[Given problem]: Can you restate the records below word for word?

[Material for the task]:
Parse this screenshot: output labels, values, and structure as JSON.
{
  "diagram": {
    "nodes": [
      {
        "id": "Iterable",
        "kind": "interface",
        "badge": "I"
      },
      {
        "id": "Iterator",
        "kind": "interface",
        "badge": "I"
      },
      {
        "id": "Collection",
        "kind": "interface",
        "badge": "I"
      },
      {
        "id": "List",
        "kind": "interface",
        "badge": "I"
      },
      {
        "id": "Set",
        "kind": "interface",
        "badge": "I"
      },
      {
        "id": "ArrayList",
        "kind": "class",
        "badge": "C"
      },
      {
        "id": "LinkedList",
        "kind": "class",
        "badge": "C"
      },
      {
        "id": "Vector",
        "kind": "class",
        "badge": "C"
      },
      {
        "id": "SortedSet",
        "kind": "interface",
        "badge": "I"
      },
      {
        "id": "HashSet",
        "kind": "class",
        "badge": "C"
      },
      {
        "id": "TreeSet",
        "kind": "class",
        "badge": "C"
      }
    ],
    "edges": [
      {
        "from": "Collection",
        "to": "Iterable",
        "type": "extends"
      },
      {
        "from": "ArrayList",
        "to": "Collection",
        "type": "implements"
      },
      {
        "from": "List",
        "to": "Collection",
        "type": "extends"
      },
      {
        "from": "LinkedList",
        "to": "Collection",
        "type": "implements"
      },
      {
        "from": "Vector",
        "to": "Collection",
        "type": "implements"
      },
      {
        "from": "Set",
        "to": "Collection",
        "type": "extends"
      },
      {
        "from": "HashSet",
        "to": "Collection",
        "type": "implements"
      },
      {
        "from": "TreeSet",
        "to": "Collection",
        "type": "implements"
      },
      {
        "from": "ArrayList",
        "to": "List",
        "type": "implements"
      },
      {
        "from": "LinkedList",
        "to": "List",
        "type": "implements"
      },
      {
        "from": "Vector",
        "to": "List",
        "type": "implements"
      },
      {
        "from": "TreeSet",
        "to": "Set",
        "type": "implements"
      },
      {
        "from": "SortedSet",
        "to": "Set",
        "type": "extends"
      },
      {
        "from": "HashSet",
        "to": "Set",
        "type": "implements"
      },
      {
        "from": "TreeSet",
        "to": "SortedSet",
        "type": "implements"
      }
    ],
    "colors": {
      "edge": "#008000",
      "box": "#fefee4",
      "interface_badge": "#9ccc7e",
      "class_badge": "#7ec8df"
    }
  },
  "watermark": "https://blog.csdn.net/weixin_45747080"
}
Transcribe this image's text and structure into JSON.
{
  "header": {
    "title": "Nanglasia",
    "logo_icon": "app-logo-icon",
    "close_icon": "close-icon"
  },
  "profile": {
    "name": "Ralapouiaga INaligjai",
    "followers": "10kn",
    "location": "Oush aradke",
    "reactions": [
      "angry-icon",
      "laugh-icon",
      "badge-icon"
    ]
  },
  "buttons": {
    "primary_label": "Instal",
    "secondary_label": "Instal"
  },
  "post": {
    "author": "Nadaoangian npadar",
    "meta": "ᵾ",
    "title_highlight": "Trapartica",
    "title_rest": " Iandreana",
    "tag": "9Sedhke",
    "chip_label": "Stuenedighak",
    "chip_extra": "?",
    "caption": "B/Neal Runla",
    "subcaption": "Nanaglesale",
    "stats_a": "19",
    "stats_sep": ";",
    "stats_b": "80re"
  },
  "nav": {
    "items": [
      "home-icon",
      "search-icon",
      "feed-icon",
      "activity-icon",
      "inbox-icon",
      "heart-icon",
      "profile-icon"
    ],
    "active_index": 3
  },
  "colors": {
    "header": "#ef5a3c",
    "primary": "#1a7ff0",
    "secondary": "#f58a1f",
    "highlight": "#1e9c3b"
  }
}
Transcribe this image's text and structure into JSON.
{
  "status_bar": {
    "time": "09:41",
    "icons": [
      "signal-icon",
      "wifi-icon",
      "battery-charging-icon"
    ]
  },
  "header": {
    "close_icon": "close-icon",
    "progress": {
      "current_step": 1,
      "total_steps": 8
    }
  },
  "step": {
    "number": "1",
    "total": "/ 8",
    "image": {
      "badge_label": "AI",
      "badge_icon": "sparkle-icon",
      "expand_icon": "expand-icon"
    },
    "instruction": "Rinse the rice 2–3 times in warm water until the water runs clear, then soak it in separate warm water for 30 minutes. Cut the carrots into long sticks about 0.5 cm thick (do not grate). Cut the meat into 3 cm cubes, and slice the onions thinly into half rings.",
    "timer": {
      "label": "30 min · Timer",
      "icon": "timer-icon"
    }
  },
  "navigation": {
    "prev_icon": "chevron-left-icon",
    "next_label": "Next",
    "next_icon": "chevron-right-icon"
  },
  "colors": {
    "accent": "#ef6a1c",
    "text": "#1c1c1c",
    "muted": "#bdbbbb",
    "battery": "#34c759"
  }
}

[Reply to the task]:
Parse this screenshot: output labels, values, and structure as JSON.
{
  "diagram": {
    "nodes": [
      {
        "id": "Iterable",
        "kind": "interface",
        "badge": "I"
      },
      {
        "id": "Iterator",
        "kind": "interface",
        "badge": "I"
      },
      {
        "id": "Collection",
        "kind": "interface",
        "badge": "I"
      },
      {
        "id": "List",
        "kind": "interface",
        "badge": "I"
      },
      {
        "id": "Set",
        "kind": "interface",
        "badge": "I"
      },
      {
        "id": "ArrayList",
        "kind": "class",
        "badge": "C"
      },
      {
        "id": "LinkedList",
        "kind": "class",
        "badge": "C"
      },
      {
        "id": "Vector",
        "kind": "class",
        "badge": "C"
      },
      {
        "id": "SortedSet",
        "kind": "interface",
        "badge": "I"
      },
      {
        "id": "HashSet",
        "kind": "class",
        "badge": "C"
      },
      {
        "id": "TreeSet",
        "kind": "class",
        "badge": "C"
      }
    ],
    "edges": [
      {
        "from": "Collection",
        "to": "Iterable",
        "type": "extends"
      },
      {
        "from": "ArrayList",
        "to": "Collection",
        "type": "implements"
      },
      {
        "from": "List",
        "to": "Collection",
        "type": "extends"
      },
      {
        "from": "LinkedList",
        "to": "Collection",
        "type": "implements"
      },
      {
        "from": "Vector",
        "to": "Collection",
        "type": "implements"
      },
      {
        "from": "Set",
        "to": "Collection",
        "type": "extends"
      },
      {
        "from": "HashSet",
        "to": "Collection",
        "type": "implements"
      },
      {
        "from": "TreeSet",
        "to": "Collection",
        "type": "implements"
      },
      {
        "from": "ArrayList",
        "to": "List",
        "type": "implements"
      },
      {
        "from": "LinkedList",
        "to": "List",
        "type": "implements"
      },
      {
        "from": "Vector",
        "to": "List",
        "type": "implements"
      },
      {
        "from": "TreeSet",
        "to": "Set",
        "type": "implements"
      },
      {
        "from": "SortedSet",
        "to": "Set",
        "type": "extends"
      },
      {
        "from": "HashSet",
        "to": "Set",
        "type": "implements"
      },
      {
        "from": "TreeSet",
        "to": "SortedSet",
        "type": "implements"
      }
    ],
    "colors": {
      "edge": "#008000",
      "box": "#fefee4",
      "interface_badge": "#9ccc7e",
      "class_badge": "#7ec8df"
    }
  },
  "watermark": "https://blog.csdn.net/weixin_45747080"
}
Transcribe this image's text and structure into JSON.
{
  "header": {
    "title": "Nanglasia",
    "logo_icon": "app-logo-icon",
    "close_icon": "close-icon"
  },
  "profile": {
    "name": "Ralapouiaga INaligjai",
    "followers": "10kn",
    "location": "Oush aradke",
    "reactions": [
      "angry-icon",
      "laugh-icon",
      "badge-icon"
    ]
  },
  "buttons": {
    "primary_label": "Instal",
    "secondary_label": "Instal"
  },
  "post": {
    "author": "Nadaoangian npadar",
    "meta": "ᵾ",
    "title_highlight": "Trapartica",
    "title_rest": " Iandreana",
    "tag": "9Sedhke",
    "chip_label": "Stuenedighak",
    "chip_extra": "?",
    "caption": "B/Neal Runla",
    "subcaption": "Nanaglesale",
    "stats_a": "19",
    "stats_sep": ";",
    "stats_b": "80re"
  },
  "nav": {
    "items": [
      "home-icon",
      "search-icon",
      "feed-icon",
      "activity-icon",
      "inbox-icon",
      "heart-icon",
      "profile-icon"
    ],
    "active_index": 3
  },
  "colors": {
    "header": "#ef5a3c",
    "primary": "#1a7ff0",
    "secondary": "#f58a1f",
    "highlight": "#1e9c3b"
  }
}
Transcribe this image's text and structure into JSON.
{
  "status_bar": {
    "time": "09:41",
    "icons": [
      "signal-icon",
      "wifi-icon",
      "battery-charging-icon"
    ]
  },
  "header": {
    "close_icon": "close-icon",
    "progress": {
      "current_step": 1,
      "total_steps": 8
    }
  },
  "step": {
    "number": "1",
    "total": "/ 8",
    "image": {
      "badge_label": "AI",
      "badge_icon": "sparkle-icon",
      "expand_icon": "expand-icon"
    },
    "instruction": "Rinse the rice 2–3 times in warm water until the water runs clear, then soak it in separate warm water for 30 minutes. Cut the carrots into long sticks about 0.5 cm thick (do not grate). Cut the meat into 3 cm cubes, and slice the onions thinly into half rings.",
    "timer": {
      "label": "30 min · Timer",
      "icon": "timer-icon"
    }
  },
  "navigation": {
    "prev_icon": "chevron-left-icon",
    "next_label": "Next",
    "next_icon": "chevron-right-icon"
  },
  "colors": {
    "accent": "#ef6a1c",
    "text": "#1c1c1c",
    "muted": "#bdbbbb",
    "battery": "#34c759"
  }
}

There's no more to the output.